Records excerpted from a collection
☆ ☆ ☆ ☆ ☆
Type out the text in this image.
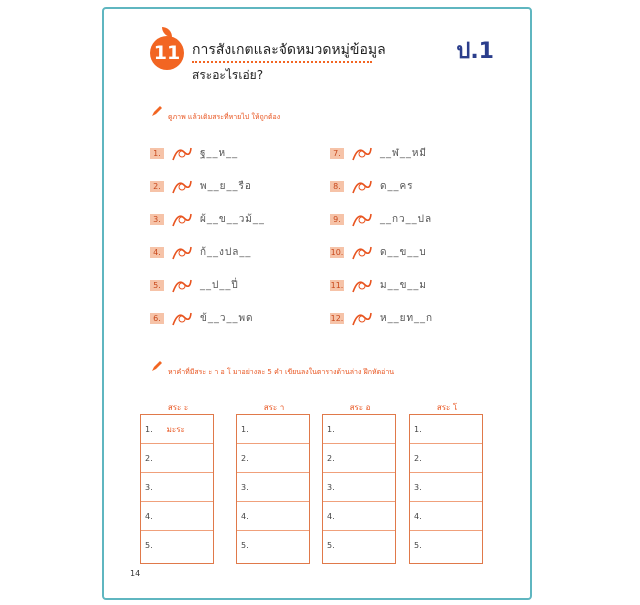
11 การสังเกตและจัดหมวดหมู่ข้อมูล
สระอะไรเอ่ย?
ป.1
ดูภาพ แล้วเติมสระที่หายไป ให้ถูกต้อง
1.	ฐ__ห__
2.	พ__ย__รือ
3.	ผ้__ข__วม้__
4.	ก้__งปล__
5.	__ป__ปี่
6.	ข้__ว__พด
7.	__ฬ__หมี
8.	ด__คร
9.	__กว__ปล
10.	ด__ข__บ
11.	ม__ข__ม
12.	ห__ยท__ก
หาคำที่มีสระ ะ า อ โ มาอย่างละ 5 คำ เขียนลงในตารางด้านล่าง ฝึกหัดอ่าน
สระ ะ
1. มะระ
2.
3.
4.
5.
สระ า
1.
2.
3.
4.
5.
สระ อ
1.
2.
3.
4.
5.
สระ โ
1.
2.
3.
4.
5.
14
☆ ☆ ☆ ☆ ☆
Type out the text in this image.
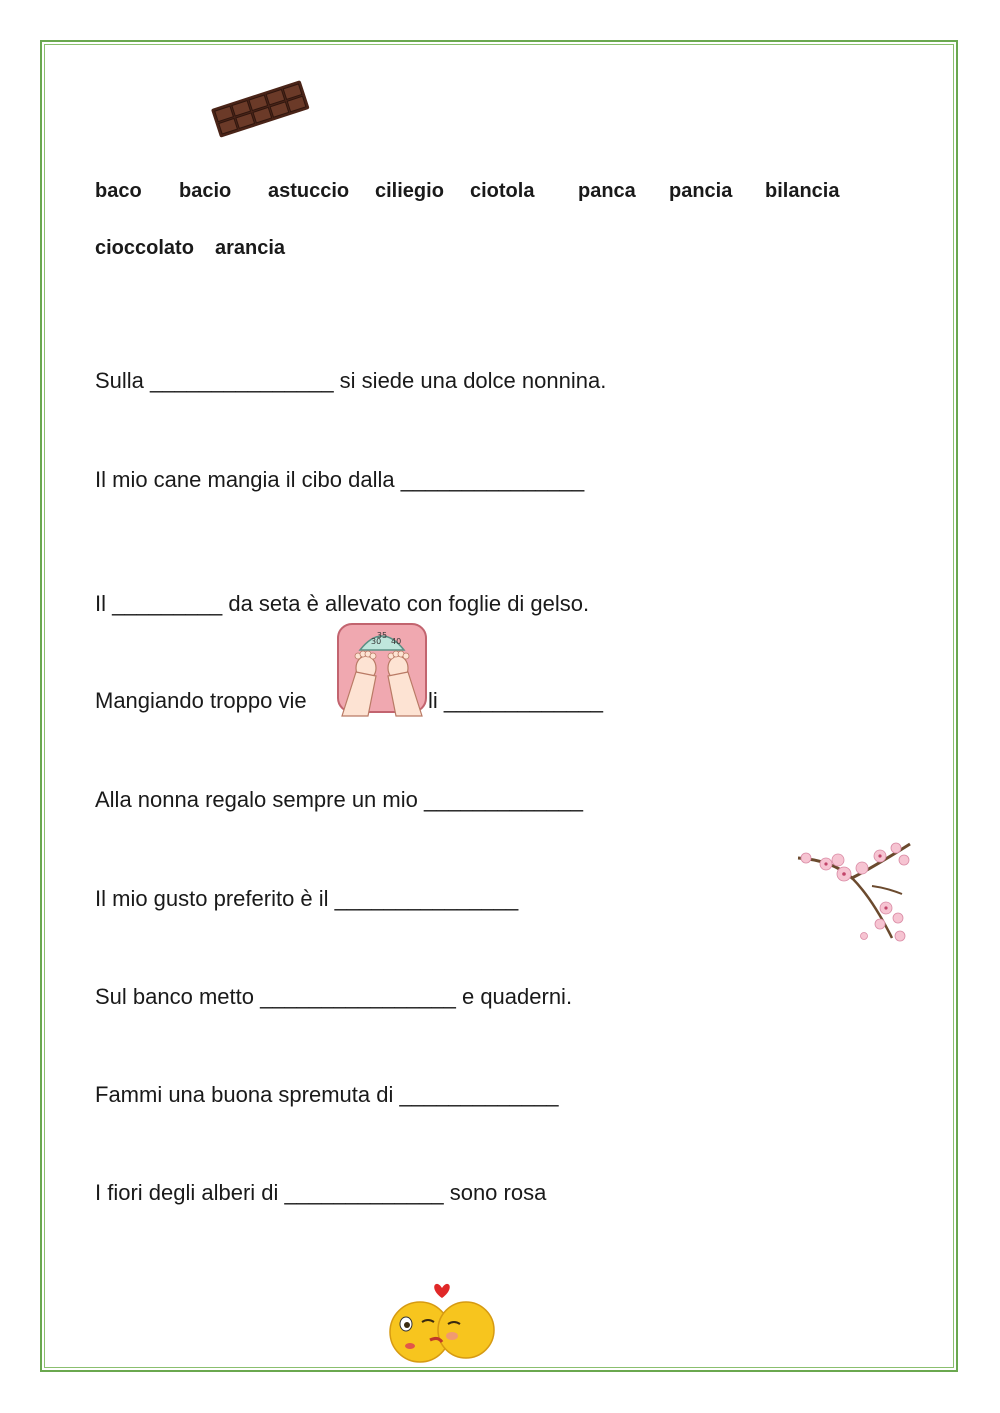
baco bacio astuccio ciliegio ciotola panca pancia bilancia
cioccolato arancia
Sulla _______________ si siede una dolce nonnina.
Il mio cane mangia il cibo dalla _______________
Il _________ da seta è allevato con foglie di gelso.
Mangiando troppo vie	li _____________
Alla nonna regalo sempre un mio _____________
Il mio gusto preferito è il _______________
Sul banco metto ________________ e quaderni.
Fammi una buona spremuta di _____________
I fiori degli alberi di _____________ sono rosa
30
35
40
☆ ☆ ☆ ☆ ☆
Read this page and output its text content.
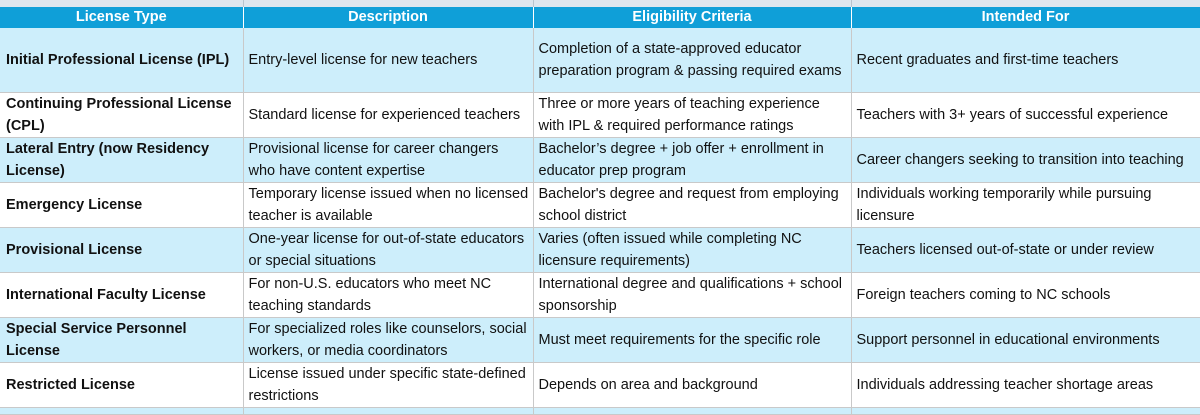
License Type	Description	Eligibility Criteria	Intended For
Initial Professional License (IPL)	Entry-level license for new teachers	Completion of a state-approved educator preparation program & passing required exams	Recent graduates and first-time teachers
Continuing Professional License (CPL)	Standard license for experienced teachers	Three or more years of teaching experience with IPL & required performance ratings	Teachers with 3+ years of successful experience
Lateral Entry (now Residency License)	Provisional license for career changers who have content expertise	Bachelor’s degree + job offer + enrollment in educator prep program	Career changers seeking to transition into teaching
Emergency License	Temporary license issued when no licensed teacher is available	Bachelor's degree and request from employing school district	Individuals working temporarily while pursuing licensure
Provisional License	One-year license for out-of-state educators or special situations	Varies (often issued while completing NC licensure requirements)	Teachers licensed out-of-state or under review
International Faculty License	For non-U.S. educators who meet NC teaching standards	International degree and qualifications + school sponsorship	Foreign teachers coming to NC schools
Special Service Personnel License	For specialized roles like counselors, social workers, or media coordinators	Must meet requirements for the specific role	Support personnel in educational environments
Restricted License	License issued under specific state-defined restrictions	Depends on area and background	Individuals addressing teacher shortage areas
☆ ☆ ☆ ☆ ☆
**Exercise details**
Copy every line in the entries above that has the string "specific" in it.

**Finished exercise**
Special Service Personnel License	For specialized roles like counselors, social workers, or media coordinators	Must meet requirements for the specific role	Support personnel in educational environments
Restricted License	License issued under specific state-defined restrictions	Depends on area and background	Individuals addressing teacher shortage areas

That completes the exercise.